Gather all lines from the material that contain "sncc".
========
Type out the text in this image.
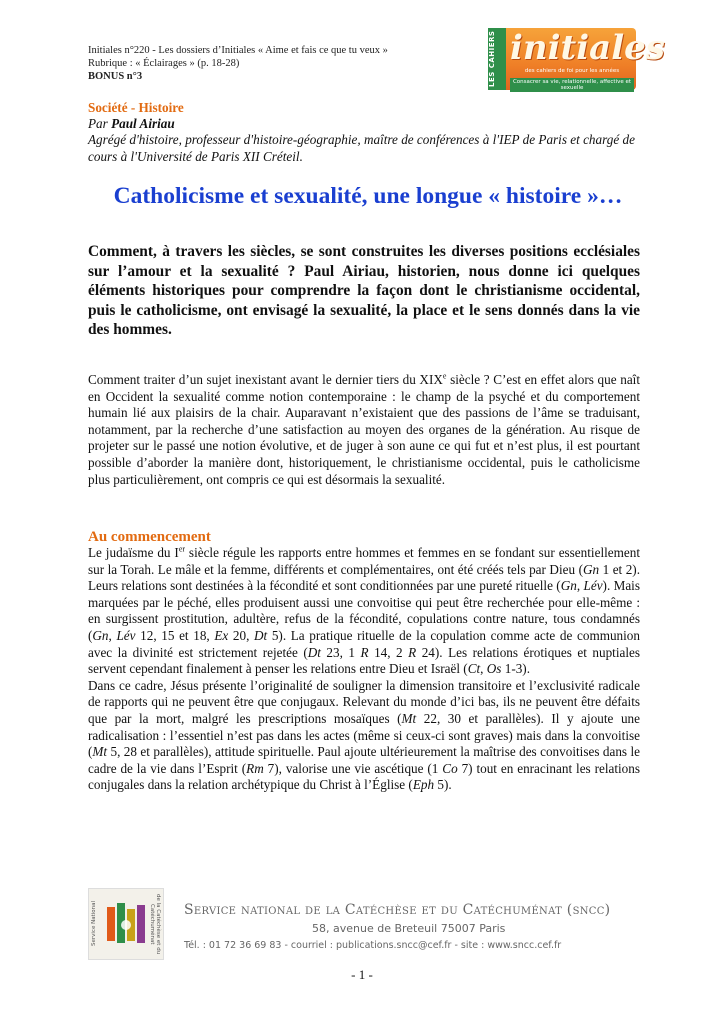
Initiales n°220 - Les dossiers d’Initiales « Aime et fais ce que tu veux »
Rubrique : « Éclairages » (p. 18-28)
BONUS n°3	LES CAHIERS initiales
des cahiers de foi pour les années
Consacrer sa vie, relationnelle, affective et sexuelle
Société - Histoire
Par Paul Airiau
Agrégé d'histoire, professeur d'histoire-géographie, maître de conférences à l'IEP de Paris et chargé de cours à l'Université de Paris XII Créteil.
Catholicisme et sexualité, une longue « histoire »…
Comment, à travers les siècles, se sont construites les diverses positions ecclésiales sur l’amour et la sexualité ? Paul Airiau, historien, nous donne ici quelques éléments historiques pour comprendre la façon dont le christianisme occidental, puis le catholicisme, ont envisagé la sexualité, la place et le sens donnés dans la vie des hommes.
Comment traiter d’un sujet inexistant avant le dernier tiers du XIXe siècle ? C’est en effet alors que naît en Occident la sexualité comme notion contemporaine : le champ de la psyché et du comportement humain lié aux plaisirs de la chair. Auparavant n’existaient que des passions de l’âme se traduisant, notamment, par la recherche d’une satisfaction au moyen des organes de la génération. Au risque de projeter sur le passé une notion évolutive, et de juger à son aune ce qui fut et n’est plus, il est pourtant possible d’aborder la manière dont, historiquement, le christianisme occidental, puis le catholicisme plus particulièrement, ont compris ce qui est désormais la sexualité.
Au commencement
Le judaïsme du Ier siècle régule les rapports entre hommes et femmes en se fondant sur essentiellement sur la Torah. Le mâle et la femme, différents et complémentaires, ont été créés tels par Dieu (Gn 1 et 2). Leurs relations sont destinées à la fécondité et sont conditionnées par une pureté rituelle (Gn, Lév). Mais marquées par le péché, elles produisent aussi une convoitise qui peut être recherchée pour elle-même : en surgissent prostitution, adultère, refus de la fécondité, copulations contre nature, tous condamnés (Gn, Lév 12, 15 et 18, Ex 20, Dt 5). La pratique rituelle de la copulation comme acte de communion avec la divinité est strictement rejetée (Dt 23, 1 R 14, 2 R 24). Les relations érotiques et nuptiales servent cependant finalement à penser les relations entre Dieu et Israël (Ct, Os 1-3).
Dans ce cadre, Jésus présente l’originalité de souligner la dimension transitoire et l’exclusivité radicale de rapports qui ne peuvent être que conjugaux. Relevant du monde d’ici bas, ils ne peuvent être défaits que par la mort, malgré les prescriptions mosaïques (Mt 22, 30 et parallèles). Il y ajoute une radicalisation : l’essentiel n’est pas dans les actes (même si ceux-ci sont graves) mais dans la convoitise (Mt 5, 28 et parallèles), attitude spirituelle. Paul ajoute ultérieurement la maîtrise des convoitises dans le cadre de la vie dans l’Esprit (Rm 7), valorise une vie ascétique (1 Co 7) tout en enracinant les relations conjugales dans la relation archétypique du Christ à l’Église (Eph 5).
Service National	de la Catéchèse et du Catéchuménat	Service national de la Catéchèse et du Catéchuménat (sncc)
58, avenue de Breteuil 75007 Paris
Tél. : 01 72 36 69 83 - courriel : publications.sncc@cef.fr - site : www.sncc.cef.fr
- 1 -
========
> Right answer:
Service National	de la Catéchèse et du Catéchuménat	Service national de la Catéchèse et du Catéchuménat (sncc)
Tél. : 01 72 36 69 83 - courriel : publications.sncc@cef.fr - site : www.sncc.cef.fr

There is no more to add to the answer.